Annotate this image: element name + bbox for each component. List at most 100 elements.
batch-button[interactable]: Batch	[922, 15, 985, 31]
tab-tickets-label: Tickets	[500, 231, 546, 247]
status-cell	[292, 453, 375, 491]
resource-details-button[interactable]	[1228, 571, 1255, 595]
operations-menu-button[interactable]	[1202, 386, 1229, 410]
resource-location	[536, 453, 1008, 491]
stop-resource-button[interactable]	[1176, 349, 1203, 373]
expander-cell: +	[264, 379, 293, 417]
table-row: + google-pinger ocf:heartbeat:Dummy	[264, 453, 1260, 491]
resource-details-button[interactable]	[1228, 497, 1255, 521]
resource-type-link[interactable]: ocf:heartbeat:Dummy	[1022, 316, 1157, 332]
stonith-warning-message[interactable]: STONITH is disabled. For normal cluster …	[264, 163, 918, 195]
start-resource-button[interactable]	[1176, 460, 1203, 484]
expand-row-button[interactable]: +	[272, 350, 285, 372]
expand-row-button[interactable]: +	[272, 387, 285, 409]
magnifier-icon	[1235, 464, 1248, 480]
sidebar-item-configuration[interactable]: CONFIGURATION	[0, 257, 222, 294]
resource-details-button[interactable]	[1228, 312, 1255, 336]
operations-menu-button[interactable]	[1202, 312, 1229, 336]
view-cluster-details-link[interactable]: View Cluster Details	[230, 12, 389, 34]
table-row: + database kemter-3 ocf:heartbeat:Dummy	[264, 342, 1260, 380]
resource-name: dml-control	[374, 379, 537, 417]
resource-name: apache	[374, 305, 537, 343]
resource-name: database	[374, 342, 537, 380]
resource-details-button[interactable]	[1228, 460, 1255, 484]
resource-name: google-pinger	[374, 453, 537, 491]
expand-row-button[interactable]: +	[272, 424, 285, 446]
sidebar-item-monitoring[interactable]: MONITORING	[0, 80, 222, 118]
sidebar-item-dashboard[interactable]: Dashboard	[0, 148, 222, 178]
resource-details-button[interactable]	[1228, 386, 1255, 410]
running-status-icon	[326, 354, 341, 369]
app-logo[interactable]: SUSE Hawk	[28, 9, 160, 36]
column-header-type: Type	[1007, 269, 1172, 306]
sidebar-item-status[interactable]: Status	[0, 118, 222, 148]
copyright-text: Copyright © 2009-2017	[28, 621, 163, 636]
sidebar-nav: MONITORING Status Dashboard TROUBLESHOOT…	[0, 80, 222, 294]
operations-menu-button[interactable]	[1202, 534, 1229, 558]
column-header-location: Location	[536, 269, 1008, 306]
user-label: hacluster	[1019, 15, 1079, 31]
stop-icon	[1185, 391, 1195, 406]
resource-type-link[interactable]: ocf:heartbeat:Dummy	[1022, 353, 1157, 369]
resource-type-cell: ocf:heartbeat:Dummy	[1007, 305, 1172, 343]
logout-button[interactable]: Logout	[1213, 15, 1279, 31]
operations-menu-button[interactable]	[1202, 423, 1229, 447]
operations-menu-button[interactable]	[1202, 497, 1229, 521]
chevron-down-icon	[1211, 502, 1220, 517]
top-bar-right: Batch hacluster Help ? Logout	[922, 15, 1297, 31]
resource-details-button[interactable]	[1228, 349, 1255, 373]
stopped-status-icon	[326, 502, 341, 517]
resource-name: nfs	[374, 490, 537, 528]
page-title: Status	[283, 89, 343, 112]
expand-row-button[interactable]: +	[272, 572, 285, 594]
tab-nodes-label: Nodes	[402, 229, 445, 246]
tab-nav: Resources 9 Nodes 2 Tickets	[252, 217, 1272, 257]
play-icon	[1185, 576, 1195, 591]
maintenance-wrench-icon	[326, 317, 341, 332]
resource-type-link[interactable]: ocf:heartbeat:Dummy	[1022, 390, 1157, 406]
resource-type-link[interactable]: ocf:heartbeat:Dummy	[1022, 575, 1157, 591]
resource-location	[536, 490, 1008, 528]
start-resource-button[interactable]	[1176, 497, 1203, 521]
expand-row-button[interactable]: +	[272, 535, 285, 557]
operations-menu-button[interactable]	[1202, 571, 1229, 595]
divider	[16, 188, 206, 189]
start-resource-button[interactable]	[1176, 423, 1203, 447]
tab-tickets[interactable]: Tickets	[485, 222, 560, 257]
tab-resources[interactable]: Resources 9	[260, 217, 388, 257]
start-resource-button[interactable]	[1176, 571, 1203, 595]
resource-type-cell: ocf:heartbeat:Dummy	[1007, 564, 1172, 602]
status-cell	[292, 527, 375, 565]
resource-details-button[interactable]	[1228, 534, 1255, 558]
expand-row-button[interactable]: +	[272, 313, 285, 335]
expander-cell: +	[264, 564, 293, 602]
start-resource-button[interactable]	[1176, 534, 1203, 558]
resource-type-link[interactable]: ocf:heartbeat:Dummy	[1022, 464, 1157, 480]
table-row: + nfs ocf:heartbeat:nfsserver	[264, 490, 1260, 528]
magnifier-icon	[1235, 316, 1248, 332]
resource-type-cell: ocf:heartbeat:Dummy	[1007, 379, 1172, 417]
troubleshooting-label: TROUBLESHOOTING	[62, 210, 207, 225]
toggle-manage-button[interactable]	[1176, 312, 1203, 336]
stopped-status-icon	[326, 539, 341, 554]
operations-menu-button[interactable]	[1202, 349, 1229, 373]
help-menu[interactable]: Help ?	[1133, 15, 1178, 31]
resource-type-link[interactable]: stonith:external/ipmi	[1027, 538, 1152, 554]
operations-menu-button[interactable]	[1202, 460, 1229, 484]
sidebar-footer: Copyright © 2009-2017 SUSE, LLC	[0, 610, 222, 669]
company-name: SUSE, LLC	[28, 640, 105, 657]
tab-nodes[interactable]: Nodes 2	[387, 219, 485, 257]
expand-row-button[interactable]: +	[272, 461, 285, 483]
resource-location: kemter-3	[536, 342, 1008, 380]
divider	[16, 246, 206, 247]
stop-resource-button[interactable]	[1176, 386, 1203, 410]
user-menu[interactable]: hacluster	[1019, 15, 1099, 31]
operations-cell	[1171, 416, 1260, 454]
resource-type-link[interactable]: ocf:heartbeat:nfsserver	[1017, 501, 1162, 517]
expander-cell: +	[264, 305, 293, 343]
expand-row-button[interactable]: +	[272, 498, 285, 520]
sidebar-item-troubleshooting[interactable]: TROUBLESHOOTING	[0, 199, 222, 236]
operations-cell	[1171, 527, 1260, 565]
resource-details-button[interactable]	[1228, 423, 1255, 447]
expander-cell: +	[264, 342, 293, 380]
= = = = = = =
◆ **TASK DIRECTIONS**
Render every line of the material above as a numbered list, leaving out any blank lines.

◆ **TASK RESPONSE**
1. Annotate this image: element name + bbox for each component. List at most 100 elements.
2. batch-button[interactable]: Batch	[922, 15, 985, 31]
3. tab-tickets-label: Tickets	[500, 231, 546, 247]
4. status-cell	[292, 453, 375, 491]
5. resource-details-button[interactable]	[1228, 571, 1255, 595]
6. operations-menu-button[interactable]	[1202, 386, 1229, 410]
7. resource-location	[536, 453, 1008, 491]
8. stop-resource-button[interactable]	[1176, 349, 1203, 373]
9. expander-cell: +	[264, 379, 293, 417]
10. table-row: + google-pinger ocf:heartbeat:Dummy	[264, 453, 1260, 491]
11. resource-details-button[interactable]	[1228, 497, 1255, 521]
12. resource-type-link[interactable]: ocf:heartbeat:Dummy	[1022, 316, 1157, 332]
13. stonith-warning-message[interactable]: STONITH is disabled. For normal cluster …	[264, 163, 918, 195]
14. start-resource-button[interactable]	[1176, 460, 1203, 484]
15. expand-row-button[interactable]: +	[272, 350, 285, 372]
16. expand-row-button[interactable]: +	[272, 387, 285, 409]
17. magnifier-icon	[1235, 464, 1248, 480]
18. sidebar-item-configuration[interactable]: CONFIGURATION	[0, 257, 222, 294]
19. resource-details-button[interactable]	[1228, 312, 1255, 336]
20. operations-menu-button[interactable]	[1202, 312, 1229, 336]
21. view-cluster-details-link[interactable]: View Cluster Details	[230, 12, 389, 34]
22. table-row: + database kemter-3 ocf:heartbeat:Dummy	[264, 342, 1260, 380]
23. resource-name: dml-control	[374, 379, 537, 417]
24. resource-name: apache	[374, 305, 537, 343]
25. resource-name: database	[374, 342, 537, 380]
26. resource-details-button[interactable]	[1228, 460, 1255, 484]
27. resource-name: google-pinger	[374, 453, 537, 491]
28. expand-row-button[interactable]: +	[272, 424, 285, 446]
29. sidebar-item-monitoring[interactable]: MONITORING	[0, 80, 222, 118]
30. sidebar-item-dashboard[interactable]: Dashboard	[0, 148, 222, 178]
31. resource-details-button[interactable]	[1228, 386, 1255, 410]
32. running-status-icon	[326, 354, 341, 369]
33. app-logo[interactable]: SUSE Hawk	[28, 9, 160, 36]
34. column-header-type: Type	[1007, 269, 1172, 306]
35. sidebar-item-status[interactable]: Status	[0, 118, 222, 148]
36. copyright-text: Copyright © 2009-2017	[28, 621, 163, 636]
37. sidebar-nav: MONITORING Status Dashboard TROUBLESHOOT…	[0, 80, 222, 294]
38. operations-menu-button[interactable]	[1202, 534, 1229, 558]
39. column-header-location: Location	[536, 269, 1008, 306]
40. user-label: hacluster	[1019, 15, 1079, 31]
41. stop-icon	[1185, 391, 1195, 406]
42. resource-type-link[interactable]: ocf:heartbeat:Dummy	[1022, 353, 1157, 369]
43. resource-type-cell: ocf:heartbeat:Dummy	[1007, 305, 1172, 343]
44. logout-button[interactable]: Logout	[1213, 15, 1279, 31]
45. operations-menu-button[interactable]	[1202, 423, 1229, 447]
46. operations-menu-button[interactable]	[1202, 497, 1229, 521]
47. chevron-down-icon	[1211, 502, 1220, 517]
48. top-bar-right: Batch hacluster Help ? Logout	[922, 15, 1297, 31]
49. resource-details-button[interactable]	[1228, 349, 1255, 373]
50. stopped-status-icon	[326, 502, 341, 517]
51. resource-name: nfs	[374, 490, 537, 528]
52. page-title: Status	[283, 89, 343, 112]
53. expand-row-button[interactable]: +	[272, 572, 285, 594]
54. tab-nodes-label: Nodes	[402, 229, 445, 246]
55. tab-nav: Resources 9 Nodes 2 Tickets	[252, 217, 1272, 257]
56. play-icon	[1185, 576, 1195, 591]
57. maintenance-wrench-icon	[326, 317, 341, 332]
58. resource-type-link[interactable]: ocf:heartbeat:Dummy	[1022, 390, 1157, 406]
59. resource-type-link[interactable]: ocf:heartbeat:Dummy	[1022, 575, 1157, 591]
60. resource-location	[536, 490, 1008, 528]
61. start-resource-button[interactable]	[1176, 497, 1203, 521]
62. expand-row-button[interactable]: +	[272, 535, 285, 557]
63. operations-menu-button[interactable]	[1202, 571, 1229, 595]
64. divider	[16, 188, 206, 189]
65. start-resource-button[interactable]	[1176, 423, 1203, 447]
66. tab-tickets[interactable]: Tickets	[485, 222, 560, 257]
67. tab-resources[interactable]: Resources 9	[260, 217, 388, 257]
68. start-resource-button[interactable]	[1176, 571, 1203, 595]
69. resource-type-cell: ocf:heartbeat:Dummy	[1007, 564, 1172, 602]
70. status-cell	[292, 527, 375, 565]
71. resource-details-button[interactable]	[1228, 534, 1255, 558]
72. expand-row-button[interactable]: +	[272, 313, 285, 335]
73. expander-cell: +	[264, 564, 293, 602]
74. start-resource-button[interactable]	[1176, 534, 1203, 558]
75. resource-type-link[interactable]: ocf:heartbeat:Dummy	[1022, 464, 1157, 480]
76. table-row: + nfs ocf:heartbeat:nfsserver	[264, 490, 1260, 528]
77. magnifier-icon	[1235, 316, 1248, 332]
78. resource-type-cell: ocf:heartbeat:Dummy	[1007, 379, 1172, 417]
79. troubleshooting-label: TROUBLESHOOTING	[62, 210, 207, 225]
80. toggle-manage-button[interactable]	[1176, 312, 1203, 336]
81. stopped-status-icon	[326, 539, 341, 554]
82. operations-menu-button[interactable]	[1202, 349, 1229, 373]
83. help-menu[interactable]: Help ?	[1133, 15, 1178, 31]
84. resource-type-link[interactable]: stonith:external/ipmi	[1027, 538, 1152, 554]
85. operations-menu-button[interactable]	[1202, 460, 1229, 484]
86. sidebar-footer: Copyright © 2009-2017 SUSE, LLC	[0, 610, 222, 669]
87. company-name: SUSE, LLC	[28, 640, 105, 657]
88. tab-nodes[interactable]: Nodes 2	[387, 219, 485, 257]
89. expand-row-button[interactable]: +	[272, 461, 285, 483]
90. resource-location: kemter-3	[536, 342, 1008, 380]
91. divider	[16, 246, 206, 247]
92. stop-resource-button[interactable]	[1176, 386, 1203, 410]
93. user-menu[interactable]: hacluster	[1019, 15, 1099, 31]
94. operations-cell	[1171, 416, 1260, 454]
95. resource-type-link[interactable]: ocf:heartbeat:nfsserver	[1017, 501, 1162, 517]
96. expander-cell: +	[264, 305, 293, 343]
97. expand-row-button[interactable]: +	[272, 498, 285, 520]
98. sidebar-item-troubleshooting[interactable]: TROUBLESHOOTING	[0, 199, 222, 236]
99. operations-cell	[1171, 527, 1260, 565]
100. resource-details-button[interactable]	[1228, 423, 1255, 447]
101. expander-cell: +	[264, 342, 293, 380]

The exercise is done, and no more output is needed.